▸ **Exercise directions**
Count every line that holds the string "area", and report the number alone.

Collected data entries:
## Begin

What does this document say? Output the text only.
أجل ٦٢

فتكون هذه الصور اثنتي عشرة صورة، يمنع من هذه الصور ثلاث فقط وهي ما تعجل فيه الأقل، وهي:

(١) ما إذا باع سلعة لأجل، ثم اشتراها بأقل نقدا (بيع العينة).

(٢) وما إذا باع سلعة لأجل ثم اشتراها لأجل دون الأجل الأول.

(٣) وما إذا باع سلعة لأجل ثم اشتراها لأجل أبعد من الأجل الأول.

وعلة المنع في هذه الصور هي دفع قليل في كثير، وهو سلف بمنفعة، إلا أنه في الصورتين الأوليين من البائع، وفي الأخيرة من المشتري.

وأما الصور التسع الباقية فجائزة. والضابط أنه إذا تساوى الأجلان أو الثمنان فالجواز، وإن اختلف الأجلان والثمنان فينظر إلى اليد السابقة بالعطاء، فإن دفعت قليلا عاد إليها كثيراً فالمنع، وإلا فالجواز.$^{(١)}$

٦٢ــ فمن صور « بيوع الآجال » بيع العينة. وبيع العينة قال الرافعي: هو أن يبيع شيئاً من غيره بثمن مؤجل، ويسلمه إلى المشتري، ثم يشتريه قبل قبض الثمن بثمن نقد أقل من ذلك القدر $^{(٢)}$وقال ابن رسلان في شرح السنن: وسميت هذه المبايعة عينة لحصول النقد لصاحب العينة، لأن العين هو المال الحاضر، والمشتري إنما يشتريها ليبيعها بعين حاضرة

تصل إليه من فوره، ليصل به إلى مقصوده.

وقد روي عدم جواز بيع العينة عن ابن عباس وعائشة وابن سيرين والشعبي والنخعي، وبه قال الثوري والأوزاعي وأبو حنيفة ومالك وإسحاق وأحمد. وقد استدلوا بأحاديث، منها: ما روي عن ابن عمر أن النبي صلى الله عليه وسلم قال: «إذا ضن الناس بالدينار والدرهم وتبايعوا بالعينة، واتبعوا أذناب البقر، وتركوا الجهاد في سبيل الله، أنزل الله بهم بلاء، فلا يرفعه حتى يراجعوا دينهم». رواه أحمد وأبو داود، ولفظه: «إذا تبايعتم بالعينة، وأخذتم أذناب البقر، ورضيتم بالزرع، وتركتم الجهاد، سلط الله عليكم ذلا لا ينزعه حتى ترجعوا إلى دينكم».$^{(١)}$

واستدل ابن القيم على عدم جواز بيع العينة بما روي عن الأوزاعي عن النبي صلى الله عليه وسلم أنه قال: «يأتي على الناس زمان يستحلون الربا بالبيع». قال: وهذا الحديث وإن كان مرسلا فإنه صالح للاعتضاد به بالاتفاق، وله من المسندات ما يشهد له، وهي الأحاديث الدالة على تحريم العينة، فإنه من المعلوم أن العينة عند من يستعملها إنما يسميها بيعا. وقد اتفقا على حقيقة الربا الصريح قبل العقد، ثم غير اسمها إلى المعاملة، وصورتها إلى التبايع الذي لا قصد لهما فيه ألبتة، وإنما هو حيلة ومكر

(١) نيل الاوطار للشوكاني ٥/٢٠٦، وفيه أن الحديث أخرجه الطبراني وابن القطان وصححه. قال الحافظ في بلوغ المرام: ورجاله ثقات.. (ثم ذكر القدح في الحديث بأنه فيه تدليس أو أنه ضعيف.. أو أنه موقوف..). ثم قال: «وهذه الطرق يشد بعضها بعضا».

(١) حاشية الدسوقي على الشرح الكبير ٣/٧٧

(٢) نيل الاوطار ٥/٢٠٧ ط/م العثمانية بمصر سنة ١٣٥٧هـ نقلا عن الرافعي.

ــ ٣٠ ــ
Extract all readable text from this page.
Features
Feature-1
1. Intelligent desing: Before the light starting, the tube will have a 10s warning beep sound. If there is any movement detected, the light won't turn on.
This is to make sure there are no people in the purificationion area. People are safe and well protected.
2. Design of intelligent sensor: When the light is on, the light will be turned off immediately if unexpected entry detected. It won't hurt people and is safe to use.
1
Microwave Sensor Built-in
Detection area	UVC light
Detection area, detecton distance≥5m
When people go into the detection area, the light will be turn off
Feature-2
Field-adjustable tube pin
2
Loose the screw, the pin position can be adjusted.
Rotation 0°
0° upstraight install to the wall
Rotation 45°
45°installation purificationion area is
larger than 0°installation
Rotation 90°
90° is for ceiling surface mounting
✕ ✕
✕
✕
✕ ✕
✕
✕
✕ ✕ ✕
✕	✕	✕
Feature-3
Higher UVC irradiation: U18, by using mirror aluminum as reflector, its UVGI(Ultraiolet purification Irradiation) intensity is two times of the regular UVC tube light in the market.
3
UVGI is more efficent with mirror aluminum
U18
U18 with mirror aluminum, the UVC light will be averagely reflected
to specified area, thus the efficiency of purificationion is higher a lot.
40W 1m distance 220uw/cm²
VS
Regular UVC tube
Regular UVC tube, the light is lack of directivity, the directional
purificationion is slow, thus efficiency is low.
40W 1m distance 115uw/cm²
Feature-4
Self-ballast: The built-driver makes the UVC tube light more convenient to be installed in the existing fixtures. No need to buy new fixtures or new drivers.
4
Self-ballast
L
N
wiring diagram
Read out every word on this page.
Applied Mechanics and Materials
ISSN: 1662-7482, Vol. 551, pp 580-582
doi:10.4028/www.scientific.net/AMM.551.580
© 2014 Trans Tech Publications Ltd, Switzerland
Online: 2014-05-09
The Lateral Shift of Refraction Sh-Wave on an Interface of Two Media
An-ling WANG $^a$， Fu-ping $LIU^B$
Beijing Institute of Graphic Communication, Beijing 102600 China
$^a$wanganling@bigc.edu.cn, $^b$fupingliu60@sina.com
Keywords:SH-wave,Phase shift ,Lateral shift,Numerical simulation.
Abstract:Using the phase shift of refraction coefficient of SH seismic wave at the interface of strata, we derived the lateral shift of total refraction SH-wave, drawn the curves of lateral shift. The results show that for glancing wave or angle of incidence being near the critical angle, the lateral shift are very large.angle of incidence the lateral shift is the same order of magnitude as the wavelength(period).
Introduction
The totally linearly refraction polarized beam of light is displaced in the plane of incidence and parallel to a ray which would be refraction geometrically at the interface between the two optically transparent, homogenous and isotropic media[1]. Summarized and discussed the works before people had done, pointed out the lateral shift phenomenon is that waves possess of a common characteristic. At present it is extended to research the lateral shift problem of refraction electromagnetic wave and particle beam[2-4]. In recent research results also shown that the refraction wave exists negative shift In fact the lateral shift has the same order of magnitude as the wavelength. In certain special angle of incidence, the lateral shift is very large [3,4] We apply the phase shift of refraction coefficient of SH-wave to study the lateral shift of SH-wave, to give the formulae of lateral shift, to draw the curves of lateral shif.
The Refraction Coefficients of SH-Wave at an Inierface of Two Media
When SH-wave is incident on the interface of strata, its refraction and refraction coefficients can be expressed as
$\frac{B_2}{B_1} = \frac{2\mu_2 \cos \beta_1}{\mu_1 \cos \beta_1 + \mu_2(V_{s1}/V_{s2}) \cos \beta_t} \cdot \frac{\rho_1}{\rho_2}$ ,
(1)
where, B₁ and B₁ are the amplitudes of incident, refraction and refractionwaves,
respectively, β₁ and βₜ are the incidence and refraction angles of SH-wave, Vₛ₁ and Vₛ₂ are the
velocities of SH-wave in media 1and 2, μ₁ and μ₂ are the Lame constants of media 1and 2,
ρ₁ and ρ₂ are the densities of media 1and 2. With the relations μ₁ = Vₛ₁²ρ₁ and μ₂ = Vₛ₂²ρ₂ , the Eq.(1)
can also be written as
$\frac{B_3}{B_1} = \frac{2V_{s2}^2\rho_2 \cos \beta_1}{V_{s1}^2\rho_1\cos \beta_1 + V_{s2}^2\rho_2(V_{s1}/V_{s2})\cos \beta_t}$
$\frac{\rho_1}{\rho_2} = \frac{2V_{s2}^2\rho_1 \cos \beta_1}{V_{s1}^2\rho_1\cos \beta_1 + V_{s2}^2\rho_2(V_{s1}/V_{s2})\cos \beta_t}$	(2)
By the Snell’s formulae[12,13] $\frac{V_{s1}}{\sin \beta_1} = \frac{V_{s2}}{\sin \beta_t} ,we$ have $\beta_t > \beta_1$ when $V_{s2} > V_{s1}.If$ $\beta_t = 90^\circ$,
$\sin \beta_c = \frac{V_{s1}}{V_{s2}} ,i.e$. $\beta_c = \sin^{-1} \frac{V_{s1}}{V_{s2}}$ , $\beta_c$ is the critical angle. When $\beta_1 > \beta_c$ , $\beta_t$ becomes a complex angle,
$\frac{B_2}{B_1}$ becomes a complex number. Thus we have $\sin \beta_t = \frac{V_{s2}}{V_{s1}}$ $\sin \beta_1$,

## End

▸ **Written solution**
6